--- begin ---
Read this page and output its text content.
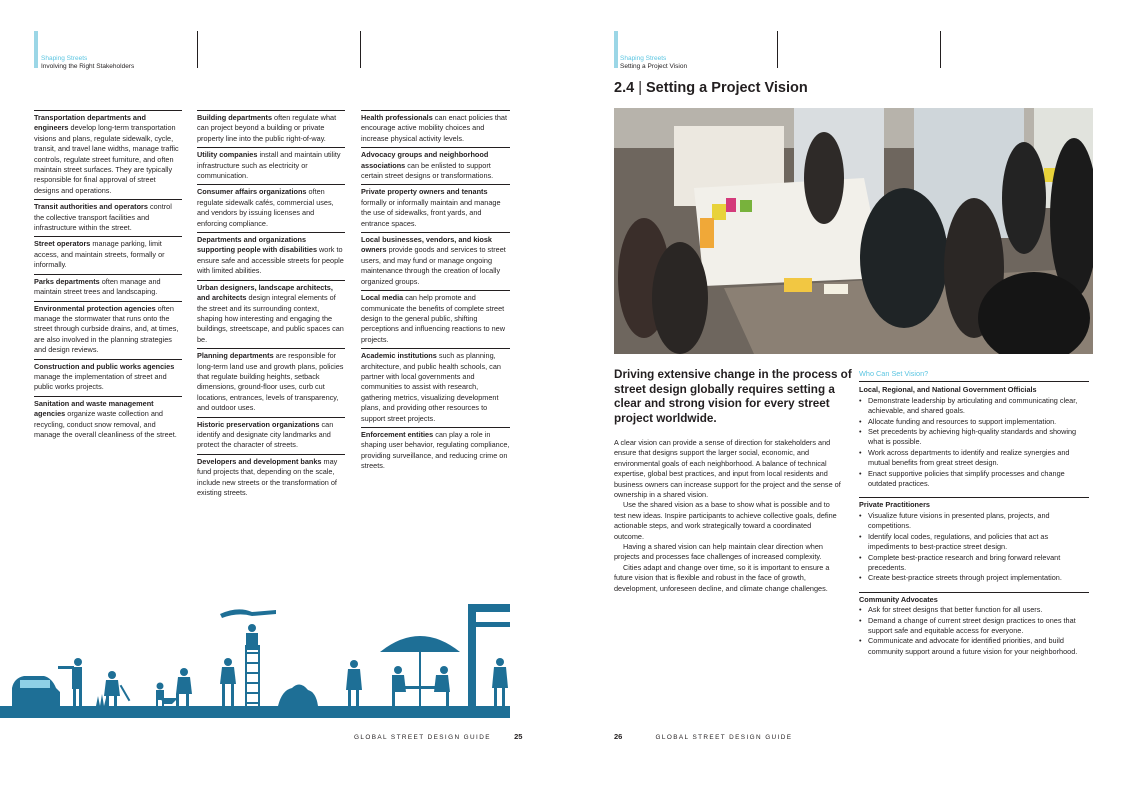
Shaping Streets
Involving the Right Stakeholders
Transportation departments and engineers develop long-term transportation visions and plans, regulate sidewalk, cycle, transit, and travel lane widths, manage traffic controls, regulate street furniture, and often maintain street surfaces. They are typically responsible for final approval of street designs and operations.
Transit authorities and operators control the collective transport facilities and infrastructure within the street.
Street operators manage parking, limit access, and maintain streets, formally or informally.
Parks departments often manage and maintain street trees and landscaping.
Environmental protection agencies often manage the stormwater that runs onto the street through curbside drains, and, at times, are also involved in the planning strategies and design reviews.
Construction and public works agencies manage the implementation of street and public works projects.
Sanitation and waste management agencies organize waste collection and recycling, conduct snow removal, and manage the overall cleanliness of the street.
Building departments often regulate what can project beyond a building or private property line into the public right-of-way.
Utility companies install and maintain utility infrastructure such as electricity or communication.
Consumer affairs organizations often regulate sidewalk cafés, commercial uses, and vendors by issuing licenses and enforcing compliance.
Departments and organizations supporting people with disabilities work to ensure safe and accessible streets for people with limited abilities.
Urban designers, landscape architects, and architects design integral elements of the street and its surrounding context, shaping how interesting and engaging the buildings, streetscape, and public spaces can be.
Planning departments are responsible for long-term land use and growth plans, policies that regulate building heights, setback dimensions, ground-floor uses, curb cut locations, entrances, levels of transparency, and outdoor uses.
Historic preservation organizations can identify and designate city landmarks and protect the character of streets.
Developers and development banks may fund projects that, depending on the scale, include new streets or the transformation of existing streets.
Health professionals can enact policies that encourage active mobility choices and increase physical activity levels.
Advocacy groups and neighborhood associations can be enlisted to support certain street designs or transformations.
Private property owners and tenants formally or informally maintain and manage the use of sidewalks, front yards, and entrance spaces.
Local businesses, vendors, and kiosk owners provide goods and services to street users, and may fund or manage ongoing maintenance through the creation of locally organized groups.
Local media can help promote and communicate the benefits of complete street design to the general public, shifting perceptions and influencing reactions to new projects.
Academic institutions such as planning, architecture, and public health schools, can partner with local governments and communities to assist with research, gathering metrics, visualizing development plans, and providing other resources to support street projects.
Enforcement entities can play a role in shaping user behavior, regulating compliance, providing surveillance, and reducing crime on streets.
GLOBAL STREET DESIGN GUIDE	25
Shaping Streets
Setting a Project Vision
2.4 | Setting a Project Vision
Driving extensive change in the process of street design globally requires setting a clear and strong vision for every street project worldwide.

A clear vision can provide a sense of direction for stakeholders and ensure that designs support the larger social, economic, and environmental goals of each neighborhood. A balance of technical expertise, global best practices, and input from local residents and business owners can increase support for the project and the sense of ownership in a shared vision.

Use the shared vision as a base to show what is possible and to test new ideas. Inspire participants to achieve collective goals, define actionable steps, and work strategically toward a coordinated outcome.

Having a shared vision can help maintain clear direction when projects and processes face challenges of increased complexity.

Cities adapt and change over time, so it is important to ensure a future vision that is flexible and robust in the face of growth, development, unforeseen decline, and climate change challenges.

Who Can Set Vision?
Local, Regional, and National Government Officials
• Demonstrate leadership by articulating and communicating clear, achievable, and shared goals.
• Allocate funding and resources to support implementation.
• Set precedents by achieving high-quality standards and showing what is possible.
• Work across departments to identify and realize synergies and mutual benefits from great street design.
• Enact supportive policies that simplify processes and change outdated practices.
Private Practitioners
• Visualize future visions in presented plans, projects, and competitions.
• Identify local codes, regulations, and policies that act as impediments to best-practice street design.
• Complete best-practice research and bring forward relevant precedents.
• Create best-practice streets through project implementation.
Community Advocates
• Ask for street designs that better function for all users.
• Demand a change of current street design practices to ones that support safe and equitable access for everyone.
• Communicate and advocate for identified priorities, and build community support around a future vision for your neighborhood.
26	GLOBAL STREET DESIGN GUIDE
--- end ---
→ **PROBLEM**:
Leave out the pictures, and give all the records again exactly.

→ **RESPONSE TO THIS TASK**:
Read this page and output its text content.
Shaping Streets
Involving the Right Stakeholders
Transportation departments and engineers develop long-term transportation visions and plans, regulate sidewalk, cycle, transit, and travel lane widths, manage traffic controls, regulate street furniture, and often maintain street surfaces. They are typically responsible for final approval of street designs and operations.
Transit authorities and operators control the collective transport facilities and infrastructure within the street.
Street operators manage parking, limit access, and maintain streets, formally or informally.
Parks departments often manage and maintain street trees and landscaping.
Environmental protection agencies often manage the stormwater that runs onto the street through curbside drains, and, at times, are also involved in the planning strategies and design reviews.
Construction and public works agencies manage the implementation of street and public works projects.
Sanitation and waste management agencies organize waste collection and recycling, conduct snow removal, and manage the overall cleanliness of the street.
Building departments often regulate what can project beyond a building or private property line into the public right-of-way.
Utility companies install and maintain utility infrastructure such as electricity or communication.
Consumer affairs organizations often regulate sidewalk cafés, commercial uses, and vendors by issuing licenses and enforcing compliance.
Departments and organizations supporting people with disabilities work to ensure safe and accessible streets for people with limited abilities.
Urban designers, landscape architects, and architects design integral elements of the street and its surrounding context, shaping how interesting and engaging the buildings, streetscape, and public spaces can be.
Planning departments are responsible for long-term land use and growth plans, policies that regulate building heights, setback dimensions, ground-floor uses, curb cut locations, entrances, levels of transparency, and outdoor uses.
Historic preservation organizations can identify and designate city landmarks and protect the character of streets.
Developers and development banks may fund projects that, depending on the scale, include new streets or the transformation of existing streets.
Health professionals can enact policies that encourage active mobility choices and increase physical activity levels.
Advocacy groups and neighborhood associations can be enlisted to support certain street designs or transformations.
Private property owners and tenants formally or informally maintain and manage the use of sidewalks, front yards, and entrance spaces.
Local businesses, vendors, and kiosk owners provide goods and services to street users, and may fund or manage ongoing maintenance through the creation of locally organized groups.
Local media can help promote and communicate the benefits of complete street design to the general public, shifting perceptions and influencing reactions to new projects.
Academic institutions such as planning, architecture, and public health schools, can partner with local governments and communities to assist with research, gathering metrics, visualizing development plans, and providing other resources to support street projects.
Enforcement entities can play a role in shaping user behavior, regulating compliance, providing surveillance, and reducing crime on streets.
GLOBAL STREET DESIGN GUIDE	25
Shaping Streets
Setting a Project Vision
2.4 | Setting a Project Vision
Driving extensive change in the process of street design globally requires setting a clear and strong vision for every street project worldwide.

A clear vision can provide a sense of direction for stakeholders and ensure that designs support the larger social, economic, and environmental goals of each neighborhood. A balance of technical expertise, global best practices, and input from local residents and business owners can increase support for the project and the sense of ownership in a shared vision.

Use the shared vision as a base to show what is possible and to test new ideas. Inspire participants to achieve collective goals, define actionable steps, and work strategically toward a coordinated outcome.

Having a shared vision can help maintain clear direction when projects and processes face challenges of increased complexity.

Cities adapt and change over time, so it is important to ensure a future vision that is flexible and robust in the face of growth, development, unforeseen decline, and climate change challenges.

Who Can Set Vision?
Local, Regional, and National Government Officials
• Demonstrate leadership by articulating and communicating clear, achievable, and shared goals.
• Allocate funding and resources to support implementation.
• Set precedents by achieving high-quality standards and showing what is possible.
• Work across departments to identify and realize synergies and mutual benefits from great street design.
• Enact supportive policies that simplify processes and change outdated practices.
Private Practitioners
• Visualize future visions in presented plans, projects, and competitions.
• Identify local codes, regulations, and policies that act as impediments to best-practice street design.
• Complete best-practice research and bring forward relevant precedents.
• Create best-practice streets through project implementation.
Community Advocates
• Ask for street designs that better function for all users.
• Demand a change of current street design practices to ones that support safe and equitable access for everyone.
• Communicate and advocate for identified priorities, and build community support around a future vision for your neighborhood.
26	GLOBAL STREET DESIGN GUIDE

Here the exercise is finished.